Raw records
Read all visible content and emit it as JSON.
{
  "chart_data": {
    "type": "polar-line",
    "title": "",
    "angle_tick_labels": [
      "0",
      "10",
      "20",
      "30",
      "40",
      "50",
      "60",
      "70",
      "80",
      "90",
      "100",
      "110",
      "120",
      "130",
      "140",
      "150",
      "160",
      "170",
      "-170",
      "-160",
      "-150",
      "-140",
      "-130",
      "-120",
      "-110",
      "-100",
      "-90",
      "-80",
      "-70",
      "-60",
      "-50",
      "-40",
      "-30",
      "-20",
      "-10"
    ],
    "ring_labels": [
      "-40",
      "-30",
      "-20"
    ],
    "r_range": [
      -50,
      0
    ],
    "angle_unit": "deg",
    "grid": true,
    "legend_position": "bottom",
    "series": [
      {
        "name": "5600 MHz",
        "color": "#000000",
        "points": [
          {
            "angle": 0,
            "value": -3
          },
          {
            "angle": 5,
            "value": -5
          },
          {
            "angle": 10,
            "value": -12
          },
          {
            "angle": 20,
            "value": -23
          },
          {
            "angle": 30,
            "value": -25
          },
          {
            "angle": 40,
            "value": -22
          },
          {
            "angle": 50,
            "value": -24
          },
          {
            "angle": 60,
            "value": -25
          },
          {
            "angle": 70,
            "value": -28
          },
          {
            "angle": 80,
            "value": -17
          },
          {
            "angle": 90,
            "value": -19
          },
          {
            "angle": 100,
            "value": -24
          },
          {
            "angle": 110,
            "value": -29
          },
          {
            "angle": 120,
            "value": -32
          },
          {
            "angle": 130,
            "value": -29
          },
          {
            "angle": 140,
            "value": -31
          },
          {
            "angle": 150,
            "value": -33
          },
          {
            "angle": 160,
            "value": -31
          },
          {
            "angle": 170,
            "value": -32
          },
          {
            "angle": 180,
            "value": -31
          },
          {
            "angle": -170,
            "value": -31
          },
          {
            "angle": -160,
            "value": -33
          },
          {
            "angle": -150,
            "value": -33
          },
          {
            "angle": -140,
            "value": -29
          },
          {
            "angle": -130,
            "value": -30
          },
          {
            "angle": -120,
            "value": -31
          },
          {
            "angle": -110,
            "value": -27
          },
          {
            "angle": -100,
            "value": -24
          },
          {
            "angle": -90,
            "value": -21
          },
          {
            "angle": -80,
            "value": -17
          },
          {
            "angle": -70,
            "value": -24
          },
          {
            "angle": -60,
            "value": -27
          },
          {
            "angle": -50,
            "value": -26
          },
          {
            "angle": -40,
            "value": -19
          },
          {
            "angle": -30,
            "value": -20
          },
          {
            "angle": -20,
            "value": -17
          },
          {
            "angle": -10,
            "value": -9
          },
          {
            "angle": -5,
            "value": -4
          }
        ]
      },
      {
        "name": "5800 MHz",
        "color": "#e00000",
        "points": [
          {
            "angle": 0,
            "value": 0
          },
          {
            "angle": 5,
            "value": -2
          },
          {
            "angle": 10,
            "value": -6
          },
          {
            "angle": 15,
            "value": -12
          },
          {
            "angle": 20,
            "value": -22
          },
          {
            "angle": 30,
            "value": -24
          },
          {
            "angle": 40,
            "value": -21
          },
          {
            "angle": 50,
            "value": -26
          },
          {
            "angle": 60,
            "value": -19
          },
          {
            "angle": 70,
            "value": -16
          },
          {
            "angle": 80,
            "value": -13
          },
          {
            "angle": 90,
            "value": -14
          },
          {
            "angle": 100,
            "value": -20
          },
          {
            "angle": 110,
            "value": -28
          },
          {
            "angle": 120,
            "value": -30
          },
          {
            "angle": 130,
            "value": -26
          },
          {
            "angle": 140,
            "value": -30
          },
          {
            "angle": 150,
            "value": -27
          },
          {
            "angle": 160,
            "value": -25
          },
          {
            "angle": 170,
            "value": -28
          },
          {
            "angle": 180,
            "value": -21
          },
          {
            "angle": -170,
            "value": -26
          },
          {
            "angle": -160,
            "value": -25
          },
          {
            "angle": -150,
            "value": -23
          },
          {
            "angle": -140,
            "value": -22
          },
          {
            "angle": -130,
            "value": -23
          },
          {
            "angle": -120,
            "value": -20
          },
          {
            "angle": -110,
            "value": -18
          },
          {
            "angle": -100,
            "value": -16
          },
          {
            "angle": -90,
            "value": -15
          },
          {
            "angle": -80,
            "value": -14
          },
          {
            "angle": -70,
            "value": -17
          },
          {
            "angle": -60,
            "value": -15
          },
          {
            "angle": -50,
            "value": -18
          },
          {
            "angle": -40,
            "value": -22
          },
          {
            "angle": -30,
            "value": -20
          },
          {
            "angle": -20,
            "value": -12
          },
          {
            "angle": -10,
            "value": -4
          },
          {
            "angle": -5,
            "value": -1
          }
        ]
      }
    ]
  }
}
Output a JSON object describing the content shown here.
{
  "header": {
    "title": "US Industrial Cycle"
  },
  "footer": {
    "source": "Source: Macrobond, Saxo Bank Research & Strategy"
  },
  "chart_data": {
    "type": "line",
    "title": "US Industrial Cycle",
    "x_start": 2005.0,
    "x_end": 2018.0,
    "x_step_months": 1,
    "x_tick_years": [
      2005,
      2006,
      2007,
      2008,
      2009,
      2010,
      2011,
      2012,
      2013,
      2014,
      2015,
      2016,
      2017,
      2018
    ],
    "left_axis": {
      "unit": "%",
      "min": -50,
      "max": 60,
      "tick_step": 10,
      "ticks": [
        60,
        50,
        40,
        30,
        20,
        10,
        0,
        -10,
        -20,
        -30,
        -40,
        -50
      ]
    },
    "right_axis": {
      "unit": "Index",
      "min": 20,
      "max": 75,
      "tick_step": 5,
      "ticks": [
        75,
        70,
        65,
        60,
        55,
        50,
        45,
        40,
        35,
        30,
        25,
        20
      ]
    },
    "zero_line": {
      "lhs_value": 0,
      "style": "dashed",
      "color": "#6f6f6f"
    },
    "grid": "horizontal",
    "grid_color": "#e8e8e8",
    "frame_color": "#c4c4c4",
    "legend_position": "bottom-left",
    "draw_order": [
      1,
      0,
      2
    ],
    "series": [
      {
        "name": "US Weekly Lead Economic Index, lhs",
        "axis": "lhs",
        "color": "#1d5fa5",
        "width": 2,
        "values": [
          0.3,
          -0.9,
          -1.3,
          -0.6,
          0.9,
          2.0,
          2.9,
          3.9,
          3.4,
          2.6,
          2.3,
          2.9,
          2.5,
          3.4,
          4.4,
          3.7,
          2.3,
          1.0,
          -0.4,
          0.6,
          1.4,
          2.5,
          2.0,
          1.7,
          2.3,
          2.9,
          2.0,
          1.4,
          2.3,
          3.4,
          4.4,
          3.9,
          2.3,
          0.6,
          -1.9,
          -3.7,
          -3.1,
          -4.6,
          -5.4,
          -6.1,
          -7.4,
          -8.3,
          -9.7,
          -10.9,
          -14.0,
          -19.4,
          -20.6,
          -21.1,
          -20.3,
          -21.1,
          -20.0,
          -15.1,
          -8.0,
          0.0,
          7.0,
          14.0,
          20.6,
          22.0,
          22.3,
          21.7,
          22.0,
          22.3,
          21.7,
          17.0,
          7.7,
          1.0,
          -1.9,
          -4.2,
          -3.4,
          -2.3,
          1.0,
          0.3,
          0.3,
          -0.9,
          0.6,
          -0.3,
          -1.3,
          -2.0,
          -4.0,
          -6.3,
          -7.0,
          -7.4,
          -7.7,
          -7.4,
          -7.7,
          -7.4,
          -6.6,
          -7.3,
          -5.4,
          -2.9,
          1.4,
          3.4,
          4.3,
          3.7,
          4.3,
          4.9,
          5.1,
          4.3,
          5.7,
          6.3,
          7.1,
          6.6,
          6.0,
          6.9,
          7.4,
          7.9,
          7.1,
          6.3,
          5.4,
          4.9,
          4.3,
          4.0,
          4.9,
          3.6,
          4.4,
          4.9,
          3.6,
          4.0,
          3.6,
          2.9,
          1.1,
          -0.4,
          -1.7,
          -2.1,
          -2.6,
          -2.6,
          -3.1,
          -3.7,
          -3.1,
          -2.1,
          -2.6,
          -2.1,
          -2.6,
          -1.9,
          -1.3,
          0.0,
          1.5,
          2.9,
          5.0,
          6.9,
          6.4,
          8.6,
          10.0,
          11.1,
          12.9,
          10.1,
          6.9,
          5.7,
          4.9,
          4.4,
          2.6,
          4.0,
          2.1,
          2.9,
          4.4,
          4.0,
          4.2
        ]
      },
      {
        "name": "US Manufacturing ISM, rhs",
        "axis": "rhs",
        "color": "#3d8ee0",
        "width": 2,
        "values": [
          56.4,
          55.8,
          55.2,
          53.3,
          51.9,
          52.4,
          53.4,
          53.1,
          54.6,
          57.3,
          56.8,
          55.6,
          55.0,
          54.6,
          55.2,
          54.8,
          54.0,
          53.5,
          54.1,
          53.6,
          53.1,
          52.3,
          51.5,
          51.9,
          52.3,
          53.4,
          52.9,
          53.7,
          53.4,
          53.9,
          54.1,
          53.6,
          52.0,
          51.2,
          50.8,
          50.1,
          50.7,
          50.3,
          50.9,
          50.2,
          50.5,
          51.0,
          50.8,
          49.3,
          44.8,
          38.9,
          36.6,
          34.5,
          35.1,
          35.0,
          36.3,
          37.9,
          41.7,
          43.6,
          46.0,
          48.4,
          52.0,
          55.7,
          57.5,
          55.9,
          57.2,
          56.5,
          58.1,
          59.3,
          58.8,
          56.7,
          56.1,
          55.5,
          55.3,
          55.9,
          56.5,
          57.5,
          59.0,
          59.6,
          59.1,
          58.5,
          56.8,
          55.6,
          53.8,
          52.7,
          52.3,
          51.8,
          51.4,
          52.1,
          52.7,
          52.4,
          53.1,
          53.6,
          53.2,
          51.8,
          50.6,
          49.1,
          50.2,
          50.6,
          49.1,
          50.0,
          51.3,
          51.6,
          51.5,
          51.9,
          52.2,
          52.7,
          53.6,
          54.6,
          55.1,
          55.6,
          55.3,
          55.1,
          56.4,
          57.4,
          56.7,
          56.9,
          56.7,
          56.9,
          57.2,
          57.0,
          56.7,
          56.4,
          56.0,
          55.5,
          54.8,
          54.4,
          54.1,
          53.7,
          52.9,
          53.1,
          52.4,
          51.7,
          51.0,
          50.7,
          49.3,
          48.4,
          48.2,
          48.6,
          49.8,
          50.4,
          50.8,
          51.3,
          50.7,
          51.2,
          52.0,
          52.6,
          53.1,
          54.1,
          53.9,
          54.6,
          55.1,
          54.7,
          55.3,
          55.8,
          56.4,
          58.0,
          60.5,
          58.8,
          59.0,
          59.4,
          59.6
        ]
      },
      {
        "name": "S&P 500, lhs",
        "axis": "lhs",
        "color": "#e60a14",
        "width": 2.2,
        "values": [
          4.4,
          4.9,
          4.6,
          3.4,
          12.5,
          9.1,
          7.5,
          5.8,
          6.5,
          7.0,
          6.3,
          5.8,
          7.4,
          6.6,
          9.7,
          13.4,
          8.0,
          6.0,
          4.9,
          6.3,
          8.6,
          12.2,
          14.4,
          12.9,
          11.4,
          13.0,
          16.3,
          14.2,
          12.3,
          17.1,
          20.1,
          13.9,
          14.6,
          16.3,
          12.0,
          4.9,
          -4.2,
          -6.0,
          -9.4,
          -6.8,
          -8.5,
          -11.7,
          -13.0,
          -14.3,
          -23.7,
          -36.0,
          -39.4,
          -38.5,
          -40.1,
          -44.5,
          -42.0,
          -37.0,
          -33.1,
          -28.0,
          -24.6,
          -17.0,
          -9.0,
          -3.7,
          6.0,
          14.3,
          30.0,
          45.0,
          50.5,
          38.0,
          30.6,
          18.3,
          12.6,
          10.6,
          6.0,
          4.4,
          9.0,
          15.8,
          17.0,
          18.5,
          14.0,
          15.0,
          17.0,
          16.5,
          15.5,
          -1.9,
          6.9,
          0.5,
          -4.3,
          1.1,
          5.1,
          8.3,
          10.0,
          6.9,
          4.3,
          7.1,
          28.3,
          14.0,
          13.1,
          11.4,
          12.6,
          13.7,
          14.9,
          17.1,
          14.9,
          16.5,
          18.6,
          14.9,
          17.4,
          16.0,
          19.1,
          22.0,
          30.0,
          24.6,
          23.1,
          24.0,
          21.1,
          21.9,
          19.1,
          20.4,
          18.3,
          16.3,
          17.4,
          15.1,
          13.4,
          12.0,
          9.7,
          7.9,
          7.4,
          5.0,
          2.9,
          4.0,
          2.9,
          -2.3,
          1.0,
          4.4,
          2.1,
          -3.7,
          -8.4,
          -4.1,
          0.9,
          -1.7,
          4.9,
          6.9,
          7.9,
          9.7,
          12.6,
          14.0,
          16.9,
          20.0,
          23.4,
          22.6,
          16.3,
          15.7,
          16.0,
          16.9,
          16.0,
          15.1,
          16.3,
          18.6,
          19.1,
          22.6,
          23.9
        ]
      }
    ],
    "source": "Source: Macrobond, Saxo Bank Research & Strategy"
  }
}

The exercise. Write out each line of the data that holds the string "content".

Answer.
Read all visible content and emit it as JSON.
Output a JSON object describing the content shown here.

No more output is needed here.